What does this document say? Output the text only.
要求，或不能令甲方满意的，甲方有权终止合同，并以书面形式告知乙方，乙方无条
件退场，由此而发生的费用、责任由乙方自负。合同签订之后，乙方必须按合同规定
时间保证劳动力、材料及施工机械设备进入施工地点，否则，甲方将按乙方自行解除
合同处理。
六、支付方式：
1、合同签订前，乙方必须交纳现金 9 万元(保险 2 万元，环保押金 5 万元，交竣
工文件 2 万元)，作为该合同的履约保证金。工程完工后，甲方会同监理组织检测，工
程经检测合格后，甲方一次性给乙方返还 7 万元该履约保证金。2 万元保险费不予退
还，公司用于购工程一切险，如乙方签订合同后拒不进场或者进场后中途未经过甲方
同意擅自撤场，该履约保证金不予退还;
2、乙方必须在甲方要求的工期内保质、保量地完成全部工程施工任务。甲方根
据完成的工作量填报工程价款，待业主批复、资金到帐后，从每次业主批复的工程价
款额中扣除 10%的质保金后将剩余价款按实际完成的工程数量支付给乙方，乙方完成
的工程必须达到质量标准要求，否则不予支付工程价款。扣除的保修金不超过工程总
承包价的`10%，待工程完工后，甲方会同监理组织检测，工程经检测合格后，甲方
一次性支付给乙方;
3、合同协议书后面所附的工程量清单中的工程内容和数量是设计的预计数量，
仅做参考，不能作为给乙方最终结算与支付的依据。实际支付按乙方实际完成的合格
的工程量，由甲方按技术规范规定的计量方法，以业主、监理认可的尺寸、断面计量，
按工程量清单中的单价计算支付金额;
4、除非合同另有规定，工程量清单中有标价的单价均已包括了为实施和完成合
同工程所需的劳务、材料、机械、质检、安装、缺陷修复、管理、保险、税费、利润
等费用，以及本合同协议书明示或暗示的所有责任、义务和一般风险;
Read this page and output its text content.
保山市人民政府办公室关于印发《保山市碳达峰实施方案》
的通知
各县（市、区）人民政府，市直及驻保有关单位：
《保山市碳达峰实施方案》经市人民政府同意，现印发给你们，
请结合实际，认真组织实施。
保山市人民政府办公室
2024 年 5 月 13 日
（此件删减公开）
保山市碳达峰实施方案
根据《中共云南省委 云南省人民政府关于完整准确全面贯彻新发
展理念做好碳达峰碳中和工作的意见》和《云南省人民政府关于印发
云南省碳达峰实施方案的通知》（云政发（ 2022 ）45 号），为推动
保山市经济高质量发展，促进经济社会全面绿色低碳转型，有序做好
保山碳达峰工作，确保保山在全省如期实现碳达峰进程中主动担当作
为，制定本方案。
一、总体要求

**Set task:** Starting with the line that contains "Read this page and output its text content.", repeat each line through the last one exactly as it appears. Include both ends and nothing more.

**The answer:**
Read this page and output its text content.
保山市人民政府办公室关于印发《保山市碳达峰实施方案》
的通知
各县（市、区）人民政府，市直及驻保有关单位：
《保山市碳达峰实施方案》经市人民政府同意，现印发给你们，
请结合实际，认真组织实施。
保山市人民政府办公室
2024 年 5 月 13 日
（此件删减公开）
保山市碳达峰实施方案
根据《中共云南省委 云南省人民政府关于完整准确全面贯彻新发
展理念做好碳达峰碳中和工作的意见》和《云南省人民政府关于印发
云南省碳达峰实施方案的通知》（云政发（ 2022 ）45 号），为推动
保山市经济高质量发展，促进经济社会全面绿色低碳转型，有序做好
保山碳达峰工作，确保保山在全省如期实现碳达峰进程中主动担当作
为，制定本方案。
一、总体要求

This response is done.